- **WHAT NEEDS TO BE DONE**: Every line of the material that follows must be printed again exactly.

-- start DATASET CONTENT --

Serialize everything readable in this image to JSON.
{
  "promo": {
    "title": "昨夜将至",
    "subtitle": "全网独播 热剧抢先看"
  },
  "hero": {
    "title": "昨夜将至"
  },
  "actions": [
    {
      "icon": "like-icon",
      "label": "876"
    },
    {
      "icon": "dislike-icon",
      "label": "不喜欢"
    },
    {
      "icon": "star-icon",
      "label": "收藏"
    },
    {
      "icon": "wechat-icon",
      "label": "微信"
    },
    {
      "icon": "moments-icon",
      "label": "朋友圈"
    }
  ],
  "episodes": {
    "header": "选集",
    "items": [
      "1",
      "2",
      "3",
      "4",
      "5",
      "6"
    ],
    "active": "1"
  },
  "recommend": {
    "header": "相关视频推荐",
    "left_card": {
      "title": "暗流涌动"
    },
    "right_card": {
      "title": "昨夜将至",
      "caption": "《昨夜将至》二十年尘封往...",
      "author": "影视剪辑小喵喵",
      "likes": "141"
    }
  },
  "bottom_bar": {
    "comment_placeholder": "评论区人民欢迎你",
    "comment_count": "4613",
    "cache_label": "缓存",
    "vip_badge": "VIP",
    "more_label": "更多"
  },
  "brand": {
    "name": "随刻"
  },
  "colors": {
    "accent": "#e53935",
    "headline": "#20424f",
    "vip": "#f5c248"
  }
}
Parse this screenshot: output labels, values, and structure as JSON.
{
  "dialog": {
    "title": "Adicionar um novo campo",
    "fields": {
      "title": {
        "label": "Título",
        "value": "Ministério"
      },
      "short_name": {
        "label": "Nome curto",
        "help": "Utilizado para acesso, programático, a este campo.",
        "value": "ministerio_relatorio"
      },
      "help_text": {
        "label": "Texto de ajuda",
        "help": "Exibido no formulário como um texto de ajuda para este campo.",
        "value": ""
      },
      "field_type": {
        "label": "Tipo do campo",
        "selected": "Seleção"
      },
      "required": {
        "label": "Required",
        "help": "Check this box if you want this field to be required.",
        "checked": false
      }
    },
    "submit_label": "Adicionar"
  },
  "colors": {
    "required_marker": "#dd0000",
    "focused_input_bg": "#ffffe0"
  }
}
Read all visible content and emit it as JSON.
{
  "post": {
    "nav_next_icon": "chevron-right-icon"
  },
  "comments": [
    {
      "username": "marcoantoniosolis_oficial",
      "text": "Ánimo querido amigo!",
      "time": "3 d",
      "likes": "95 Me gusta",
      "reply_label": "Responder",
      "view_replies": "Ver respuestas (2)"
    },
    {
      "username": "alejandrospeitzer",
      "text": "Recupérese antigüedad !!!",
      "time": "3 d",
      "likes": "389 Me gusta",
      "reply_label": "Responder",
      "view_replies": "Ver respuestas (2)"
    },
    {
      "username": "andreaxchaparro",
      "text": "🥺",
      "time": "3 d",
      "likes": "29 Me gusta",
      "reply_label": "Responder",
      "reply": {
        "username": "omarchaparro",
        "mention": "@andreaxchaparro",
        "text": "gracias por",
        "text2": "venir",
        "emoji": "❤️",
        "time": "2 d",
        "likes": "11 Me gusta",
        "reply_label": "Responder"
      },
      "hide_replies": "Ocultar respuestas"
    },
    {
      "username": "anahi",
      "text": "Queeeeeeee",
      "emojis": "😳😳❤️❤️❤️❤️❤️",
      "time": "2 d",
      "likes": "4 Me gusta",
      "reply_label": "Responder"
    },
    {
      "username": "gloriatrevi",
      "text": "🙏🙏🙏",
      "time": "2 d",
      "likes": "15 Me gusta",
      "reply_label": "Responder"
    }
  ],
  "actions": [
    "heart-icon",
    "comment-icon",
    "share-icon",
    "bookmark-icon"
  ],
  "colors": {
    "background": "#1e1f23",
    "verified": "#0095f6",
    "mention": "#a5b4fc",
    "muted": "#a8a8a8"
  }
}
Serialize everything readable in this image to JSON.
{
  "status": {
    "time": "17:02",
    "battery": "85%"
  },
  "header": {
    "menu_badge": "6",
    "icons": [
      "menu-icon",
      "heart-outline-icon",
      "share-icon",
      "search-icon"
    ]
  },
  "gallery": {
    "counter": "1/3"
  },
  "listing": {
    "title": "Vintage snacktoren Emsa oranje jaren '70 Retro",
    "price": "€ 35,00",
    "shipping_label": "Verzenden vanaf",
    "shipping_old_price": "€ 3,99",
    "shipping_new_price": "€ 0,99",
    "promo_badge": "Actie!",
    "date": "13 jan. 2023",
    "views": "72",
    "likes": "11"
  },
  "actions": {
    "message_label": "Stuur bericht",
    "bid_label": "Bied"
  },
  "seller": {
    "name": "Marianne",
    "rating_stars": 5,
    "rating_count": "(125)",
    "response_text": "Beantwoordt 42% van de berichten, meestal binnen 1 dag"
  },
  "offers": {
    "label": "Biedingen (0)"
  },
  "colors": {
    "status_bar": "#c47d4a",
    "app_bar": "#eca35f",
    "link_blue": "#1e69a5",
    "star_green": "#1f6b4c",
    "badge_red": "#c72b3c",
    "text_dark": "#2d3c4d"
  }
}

-- end DATASET CONTENT --

- **EXERCISE RESULT**:
Serialize everything readable in this image to JSON.
{
  "promo": {
    "title": "昨夜将至",
    "subtitle": "全网独播 热剧抢先看"
  },
  "hero": {
    "title": "昨夜将至"
  },
  "actions": [
    {
      "icon": "like-icon",
      "label": "876"
    },
    {
      "icon": "dislike-icon",
      "label": "不喜欢"
    },
    {
      "icon": "star-icon",
      "label": "收藏"
    },
    {
      "icon": "wechat-icon",
      "label": "微信"
    },
    {
      "icon": "moments-icon",
      "label": "朋友圈"
    }
  ],
  "episodes": {
    "header": "选集",
    "items": [
      "1",
      "2",
      "3",
      "4",
      "5",
      "6"
    ],
    "active": "1"
  },
  "recommend": {
    "header": "相关视频推荐",
    "left_card": {
      "title": "暗流涌动"
    },
    "right_card": {
      "title": "昨夜将至",
      "caption": "《昨夜将至》二十年尘封往...",
      "author": "影视剪辑小喵喵",
      "likes": "141"
    }
  },
  "bottom_bar": {
    "comment_placeholder": "评论区人民欢迎你",
    "comment_count": "4613",
    "cache_label": "缓存",
    "vip_badge": "VIP",
    "more_label": "更多"
  },
  "brand": {
    "name": "随刻"
  },
  "colors": {
    "accent": "#e53935",
    "headline": "#20424f",
    "vip": "#f5c248"
  }
}
Parse this screenshot: output labels, values, and structure as JSON.
{
  "dialog": {
    "title": "Adicionar um novo campo",
    "fields": {
      "title": {
        "label": "Título",
        "value": "Ministério"
      },
      "short_name": {
        "label": "Nome curto",
        "help": "Utilizado para acesso, programático, a este campo.",
        "value": "ministerio_relatorio"
      },
      "help_text": {
        "label": "Texto de ajuda",
        "help": "Exibido no formulário como um texto de ajuda para este campo.",
        "value": ""
      },
      "field_type": {
        "label": "Tipo do campo",
        "selected": "Seleção"
      },
      "required": {
        "label": "Required",
        "help": "Check this box if you want this field to be required.",
        "checked": false
      }
    },
    "submit_label": "Adicionar"
  },
  "colors": {
    "required_marker": "#dd0000",
    "focused_input_bg": "#ffffe0"
  }
}
Read all visible content and emit it as JSON.
{
  "post": {
    "nav_next_icon": "chevron-right-icon"
  },
  "comments": [
    {
      "username": "marcoantoniosolis_oficial",
      "text": "Ánimo querido amigo!",
      "time": "3 d",
      "likes": "95 Me gusta",
      "reply_label": "Responder",
      "view_replies": "Ver respuestas (2)"
    },
    {
      "username": "alejandrospeitzer",
      "text": "Recupérese antigüedad !!!",
      "time": "3 d",
      "likes": "389 Me gusta",
      "reply_label": "Responder",
      "view_replies": "Ver respuestas (2)"
    },
    {
      "username": "andreaxchaparro",
      "text": "🥺",
      "time": "3 d",
      "likes": "29 Me gusta",
      "reply_label": "Responder",
      "reply": {
        "username": "omarchaparro",
        "mention": "@andreaxchaparro",
        "text": "gracias por",
        "text2": "venir",
        "emoji": "❤️",
        "time": "2 d",
        "likes": "11 Me gusta",
        "reply_label": "Responder"
      },
      "hide_replies": "Ocultar respuestas"
    },
    {
      "username": "anahi",
      "text": "Queeeeeeee",
      "emojis": "😳😳❤️❤️❤️❤️❤️",
      "time": "2 d",
      "likes": "4 Me gusta",
      "reply_label": "Responder"
    },
    {
      "username": "gloriatrevi",
      "text": "🙏🙏🙏",
      "time": "2 d",
      "likes": "15 Me gusta",
      "reply_label": "Responder"
    }
  ],
  "actions": [
    "heart-icon",
    "comment-icon",
    "share-icon",
    "bookmark-icon"
  ],
  "colors": {
    "background": "#1e1f23",
    "verified": "#0095f6",
    "mention": "#a5b4fc",
    "muted": "#a8a8a8"
  }
}
Serialize everything readable in this image to JSON.
{
  "status": {
    "time": "17:02",
    "battery": "85%"
  },
  "header": {
    "menu_badge": "6",
    "icons": [
      "menu-icon",
      "heart-outline-icon",
      "share-icon",
      "search-icon"
    ]
  },
  "gallery": {
    "counter": "1/3"
  },
  "listing": {
    "title": "Vintage snacktoren Emsa oranje jaren '70 Retro",
    "price": "€ 35,00",
    "shipping_label": "Verzenden vanaf",
    "shipping_old_price": "€ 3,99",
    "shipping_new_price": "€ 0,99",
    "promo_badge": "Actie!",
    "date": "13 jan. 2023",
    "views": "72",
    "likes": "11"
  },
  "actions": {
    "message_label": "Stuur bericht",
    "bid_label": "Bied"
  },
  "seller": {
    "name": "Marianne",
    "rating_stars": 5,
    "rating_count": "(125)",
    "response_text": "Beantwoordt 42% van de berichten, meestal binnen 1 dag"
  },
  "offers": {
    "label": "Biedingen (0)"
  },
  "colors": {
    "status_bar": "#c47d4a",
    "app_bar": "#eca35f",
    "link_blue": "#1e69a5",
    "star_green": "#1f6b4c",
    "badge_red": "#c72b3c",
    "text_dark": "#2d3c4d"
  }
}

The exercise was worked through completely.